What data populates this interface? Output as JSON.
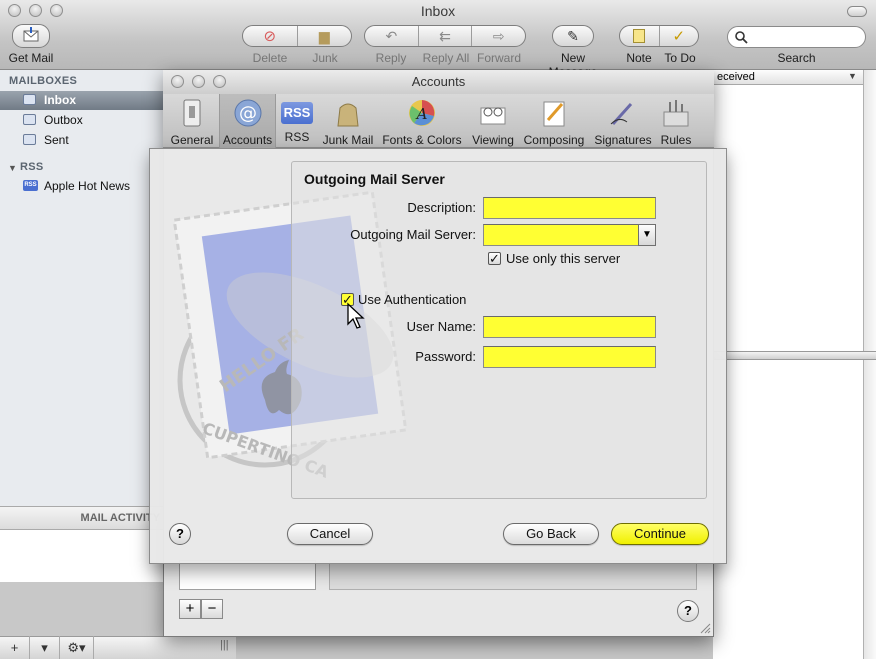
{
  "mail_window": {
    "title": "Inbox",
    "toolbar": {
      "get_mail": "Get Mail",
      "delete": "Delete",
      "junk": "Junk",
      "reply": "Reply",
      "reply_all": "Reply All",
      "forward": "Forward",
      "new_message": "New Message",
      "note": "Note",
      "todo": "To Do",
      "search": "Search"
    },
    "sidebar": {
      "mailboxes_header": "MAILBOXES",
      "items": [
        "Inbox",
        "Outbox",
        "Sent"
      ],
      "rss_header": "RSS",
      "rss_badge": "RSS",
      "rss_items": [
        "Apple Hot News"
      ],
      "mail_activity": "MAIL ACTIVITY"
    },
    "list": {
      "column_header": "eceived"
    },
    "bottom_bar": {
      "add": "+",
      "menu": "▾",
      "action": "⚙▾",
      "split": "|||"
    }
  },
  "prefs_window": {
    "title": "Accounts",
    "toolbar_items": [
      "General",
      "Accounts",
      "RSS",
      "Junk Mail",
      "Fonts & Colors",
      "Viewing",
      "Composing",
      "Signatures",
      "Rules"
    ],
    "rss_icon_text": "RSS",
    "add_label": "+",
    "remove_label": "−",
    "help_label": "?"
  },
  "sheet": {
    "heading": "Outgoing Mail Server",
    "description_label": "Description:",
    "description_value": "",
    "server_label": "Outgoing Mail Server:",
    "server_value": "",
    "use_only_label": "Use only this server",
    "use_only_checked": true,
    "use_auth_label": "Use Authentication",
    "use_auth_checked": true,
    "username_label": "User Name:",
    "username_value": "",
    "password_label": "Password:",
    "password_value": "",
    "check_mark": "✓",
    "help_label": "?",
    "cancel": "Cancel",
    "go_back": "Go Back",
    "continue": "Continue"
  },
  "colors": {
    "highlight_yellow": "#ffff33",
    "sidebar_bg": "#e8ebef",
    "selected_row": "#7d8690"
  }
}
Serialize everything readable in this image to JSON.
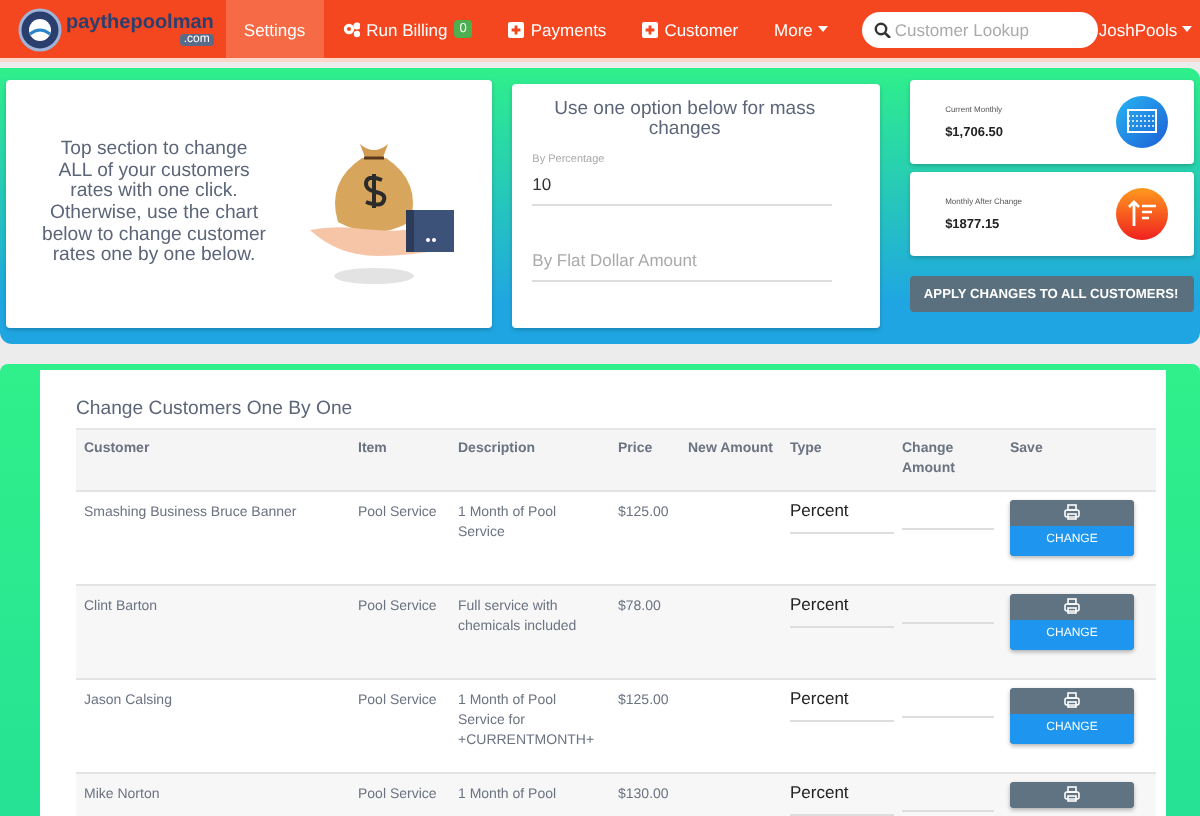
{
  "navbar": {
    "logo": {
      "name": "paythepoolman",
      "suffix": ".com"
    },
    "items": [
      {
        "label": "Settings",
        "kind": "plain",
        "selected": true
      },
      {
        "label": "Run Billing",
        "kind": "billing",
        "badge": "0",
        "selected": false
      },
      {
        "label": "Payments",
        "kind": "add",
        "selected": false
      },
      {
        "label": "Customer",
        "kind": "add",
        "selected": false
      },
      {
        "label": "More",
        "kind": "menu",
        "selected": false
      }
    ],
    "search": {
      "placeholder": "Customer Lookup"
    },
    "user": "JoshPools"
  },
  "mass_change": {
    "intro": "Top section to change ALL of your customers rates with one click. Otherwise, use the chart below to change customer rates one by one below.",
    "heading": "Use one option below for mass changes",
    "fields": [
      {
        "label": "By Percentage",
        "value": "10"
      },
      {
        "placeholder": "By Flat Dollar Amount"
      }
    ],
    "stats": [
      {
        "label": "Current Monthly",
        "value": "$1,706.50",
        "kind": "current"
      },
      {
        "label": "Monthly After Change",
        "value": "$1877.15",
        "kind": "after"
      }
    ],
    "apply_button": "APPLY CHANGES TO ALL CUSTOMERS!"
  },
  "table": {
    "title": "Change Customers One By One",
    "columns": [
      "Customer",
      "Item",
      "Description",
      "Price",
      "New Amount",
      "Type",
      "Change Amount",
      "Save"
    ],
    "rows": [
      {
        "customer": "Smashing Business Bruce Banner",
        "item": "Pool Service",
        "description": "1 Month of Pool Service",
        "price": "$125.00",
        "type": "Percent",
        "save_label": "CHANGE"
      },
      {
        "customer": "Clint Barton",
        "item": "Pool Service",
        "description": "Full service with chemicals included",
        "price": "$78.00",
        "type": "Percent",
        "save_label": "CHANGE"
      },
      {
        "customer": "Jason Calsing",
        "item": "Pool Service",
        "description": "1 Month of Pool Service for +CURRENTMONTH+",
        "price": "$125.00",
        "type": "Percent",
        "save_label": "CHANGE"
      },
      {
        "customer": "Mike Norton",
        "item": "Pool Service",
        "description": "1 Month of Pool",
        "price": "$130.00",
        "type": "Percent"
      }
    ]
  }
}
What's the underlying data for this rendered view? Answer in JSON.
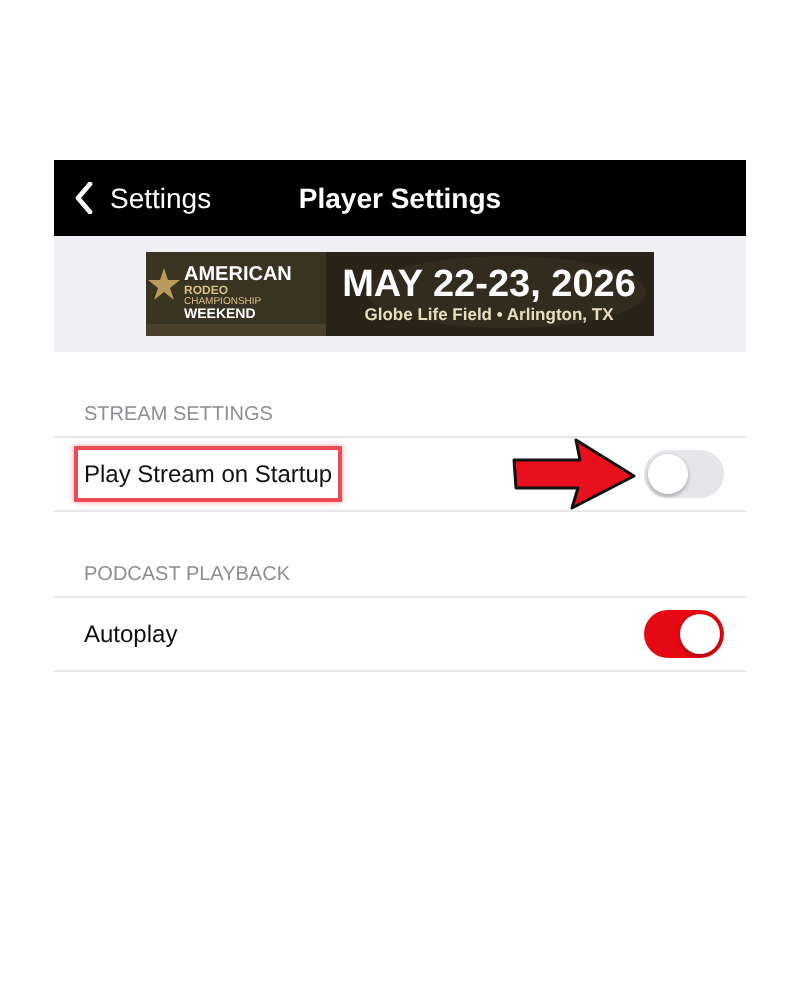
{
  "nav": {
    "back": "Settings",
    "title": "Player Settings"
  },
  "banner": {
    "brand_top": "AMERICAN",
    "brand_mid": "RODEO",
    "brand_small": "CHAMPIONSHIP",
    "brand_bottom": "WEEKEND",
    "date": "MAY 22-23, 2026",
    "venue": "Globe Life Field • Arlington, TX"
  },
  "sections": [
    {
      "header": "STREAM SETTINGS",
      "rows": [
        {
          "label": "Play Stream on Startup",
          "on": false,
          "highlighted": true,
          "arrow": true
        }
      ]
    },
    {
      "header": "PODCAST PLAYBACK",
      "rows": [
        {
          "label": "Autoplay",
          "on": true,
          "highlighted": false,
          "arrow": false
        }
      ]
    }
  ]
}
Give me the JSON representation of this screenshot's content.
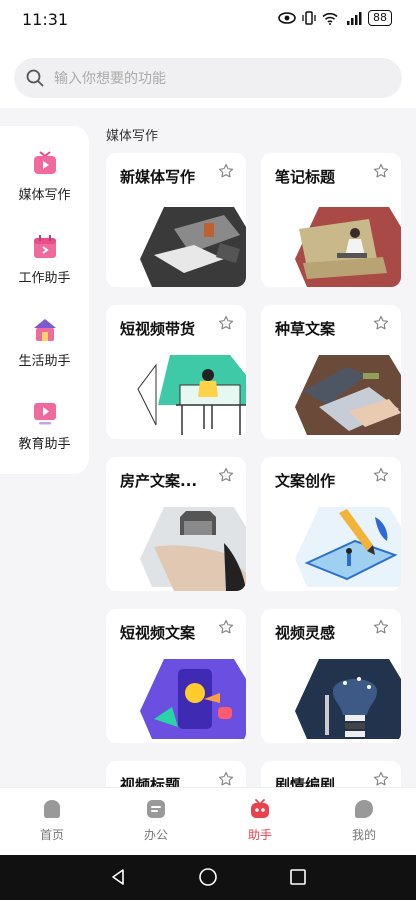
{
  "status": {
    "time": "11:31",
    "battery": "88"
  },
  "search": {
    "placeholder": "输入你想要的功能"
  },
  "sidebar": {
    "items": [
      {
        "label": "媒体写作",
        "icon": "tv-icon"
      },
      {
        "label": "工作助手",
        "icon": "calendar-icon"
      },
      {
        "label": "生活助手",
        "icon": "house-icon"
      },
      {
        "label": "教育助手",
        "icon": "play-icon"
      }
    ]
  },
  "section": {
    "title": "媒体写作"
  },
  "cards": [
    {
      "title": "新媒体写作",
      "image": "desk-photo"
    },
    {
      "title": "笔记标题",
      "image": "reading-illustration"
    },
    {
      "title": "短视频带货",
      "image": "desk-illustration"
    },
    {
      "title": "种草文案",
      "image": "laptop-photo"
    },
    {
      "title": "房产文案...",
      "image": "house-in-hand-photo"
    },
    {
      "title": "文案创作",
      "image": "pencil-illustration"
    },
    {
      "title": "短视频文案",
      "image": "phone-illustration"
    },
    {
      "title": "视频灵感",
      "image": "lightbulb-illustration"
    },
    {
      "title": "视频标题",
      "image": ""
    },
    {
      "title": "剧情编剧",
      "image": ""
    }
  ],
  "nav": {
    "tabs": [
      {
        "label": "首页"
      },
      {
        "label": "办公"
      },
      {
        "label": "助手"
      },
      {
        "label": "我的"
      }
    ],
    "active": "助手"
  },
  "colors": {
    "accent": "#e8424e",
    "category_icon": "#e84d8a"
  }
}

#####

*DIRECTIVE*
Your copy should match the entries exactly, minus the pictures.

*RESPONSE FOR THIS EXERCISE*
What data populates this interface? Output as JSON.
{
  "mail_window": {
    "title": "Inbox",
    "toolbar": {
      "get_mail": "Get Mail",
      "delete": "Delete",
      "junk": "Junk",
      "reply": "Reply",
      "reply_all": "Reply All",
      "forward": "Forward",
      "new_message": "New Message",
      "note": "Note",
      "todo": "To Do",
      "search": "Search"
    },
    "sidebar": {
      "mailboxes_header": "MAILBOXES",
      "items": [
        "Inbox",
        "Outbox",
        "Sent"
      ],
      "rss_header": "RSS",
      "rss_badge": "RSS",
      "rss_items": [
        "Apple Hot News"
      ],
      "mail_activity": "MAIL ACTIVITY"
    },
    "list": {
      "column_header": "eceived"
    },
    "bottom_bar": {
      "add": "+",
      "menu": "▾",
      "action": "⚙▾",
      "split": "|||"
    }
  },
  "prefs_window": {
    "title": "Accounts",
    "toolbar_items": [
      "General",
      "Accounts",
      "RSS",
      "Junk Mail",
      "Fonts & Colors",
      "Viewing",
      "Composing",
      "Signatures",
      "Rules"
    ],
    "rss_icon_text": "RSS",
    "add_label": "+",
    "remove_label": "−",
    "help_label": "?"
  },
  "sheet": {
    "heading": "Outgoing Mail Server",
    "description_label": "Description:",
    "description_value": "",
    "server_label": "Outgoing Mail Server:",
    "server_value": "",
    "use_only_label": "Use only this server",
    "use_only_checked": true,
    "use_auth_label": "Use Authentication",
    "use_auth_checked": true,
    "username_label": "User Name:",
    "username_value": "",
    "password_label": "Password:",
    "password_value": "",
    "check_mark": "✓",
    "help_label": "?",
    "cancel": "Cancel",
    "go_back": "Go Back",
    "continue": "Continue"
  },
  "colors": {
    "highlight_yellow": "#ffff33",
    "sidebar_bg": "#e8ebef",
    "selected_row": "#7d8690"
  }
}
Serialize everything readable in this image to JSON.
{
  "navbar": {
    "logo": {
      "name": "paythepoolman",
      "suffix": ".com"
    },
    "items": [
      {
        "label": "Settings",
        "kind": "plain",
        "selected": true
      },
      {
        "label": "Run Billing",
        "kind": "billing",
        "badge": "0",
        "selected": false
      },
      {
        "label": "Payments",
        "kind": "add",
        "selected": false
      },
      {
        "label": "Customer",
        "kind": "add",
        "selected": false
      },
      {
        "label": "More",
        "kind": "menu",
        "selected": false
      }
    ],
    "search": {
      "placeholder": "Customer Lookup"
    },
    "user": "JoshPools"
  },
  "mass_change": {
    "intro": "Top section to change ALL of your customers rates with one click. Otherwise, use the chart below to change customer rates one by one below.",
    "heading": "Use one option below for mass changes",
    "fields": [
      {
        "label": "By Percentage",
        "value": "10"
      },
      {
        "placeholder": "By Flat Dollar Amount"
      }
    ],
    "stats": [
      {
        "label": "Current Monthly",
        "value": "$1,706.50",
        "kind": "current"
      },
      {
        "label": "Monthly After Change",
        "value": "$1877.15",
        "kind": "after"
      }
    ],
    "apply_button": "APPLY CHANGES TO ALL CUSTOMERS!"
  },
  "table": {
    "title": "Change Customers One By One",
    "columns": [
      "Customer",
      "Item",
      "Description",
      "Price",
      "New Amount",
      "Type",
      "Change Amount",
      "Save"
    ],
    "rows": [
      {
        "customer": "Smashing Business Bruce Banner",
        "item": "Pool Service",
        "description": "1 Month of Pool Service",
        "price": "$125.00",
        "type": "Percent",
        "save_label": "CHANGE"
      },
      {
        "customer": "Clint Barton",
        "item": "Pool Service",
        "description": "Full service with chemicals included",
        "price": "$78.00",
        "type": "Percent",
        "save_label": "CHANGE"
      },
      {
        "customer": "Jason Calsing",
        "item": "Pool Service",
        "description": "1 Month of Pool Service for +CURRENTMONTH+",
        "price": "$125.00",
        "type": "Percent",
        "save_label": "CHANGE"
      },
      {
        "customer": "Mike Norton",
        "item": "Pool Service",
        "description": "1 Month of Pool",
        "price": "$130.00",
        "type": "Percent"
      }
    ]
  }
}
What's the underlying data for this rendered view? Answer in JSON.
{
  "nav": {
    "back": "Settings",
    "title": "Player Settings"
  },
  "banner": {
    "brand_top": "AMERICAN",
    "brand_mid": "RODEO",
    "brand_small": "CHAMPIONSHIP",
    "brand_bottom": "WEEKEND",
    "date": "MAY 22-23, 2026",
    "venue": "Globe Life Field • Arlington, TX"
  },
  "sections": [
    {
      "header": "STREAM SETTINGS",
      "rows": [
        {
          "label": "Play Stream on Startup",
          "on": false,
          "highlighted": true,
          "arrow": true
        }
      ]
    },
    {
      "header": "PODCAST PLAYBACK",
      "rows": [
        {
          "label": "Autoplay",
          "on": true,
          "highlighted": false,
          "arrow": false
        }
      ]
    }
  ]
}
Give me the JSON representation of this screenshot's content.
{
  "status": {
    "time": "11:31",
    "battery": "88"
  },
  "search": {
    "placeholder": "输入你想要的功能"
  },
  "sidebar": {
    "items": [
      {
        "label": "媒体写作",
        "icon": "tv-icon"
      },
      {
        "label": "工作助手",
        "icon": "calendar-icon"
      },
      {
        "label": "生活助手",
        "icon": "house-icon"
      },
      {
        "label": "教育助手",
        "icon": "play-icon"
      }
    ]
  },
  "section": {
    "title": "媒体写作"
  },
  "cards": [
    {
      "title": "新媒体写作",
      "image": "desk-photo"
    },
    {
      "title": "笔记标题",
      "image": "reading-illustration"
    },
    {
      "title": "短视频带货",
      "image": "desk-illustration"
    },
    {
      "title": "种草文案",
      "image": "laptop-photo"
    },
    {
      "title": "房产文案...",
      "image": "house-in-hand-photo"
    },
    {
      "title": "文案创作",
      "image": "pencil-illustration"
    },
    {
      "title": "短视频文案",
      "image": "phone-illustration"
    },
    {
      "title": "视频灵感",
      "image": "lightbulb-illustration"
    },
    {
      "title": "视频标题",
      "image": ""
    },
    {
      "title": "剧情编剧",
      "image": ""
    }
  ],
  "nav": {
    "tabs": [
      {
        "label": "首页"
      },
      {
        "label": "办公"
      },
      {
        "label": "助手"
      },
      {
        "label": "我的"
      }
    ],
    "active": "助手"
  },
  "colors": {
    "accent": "#e8424e",
    "category_icon": "#e84d8a"
  }
}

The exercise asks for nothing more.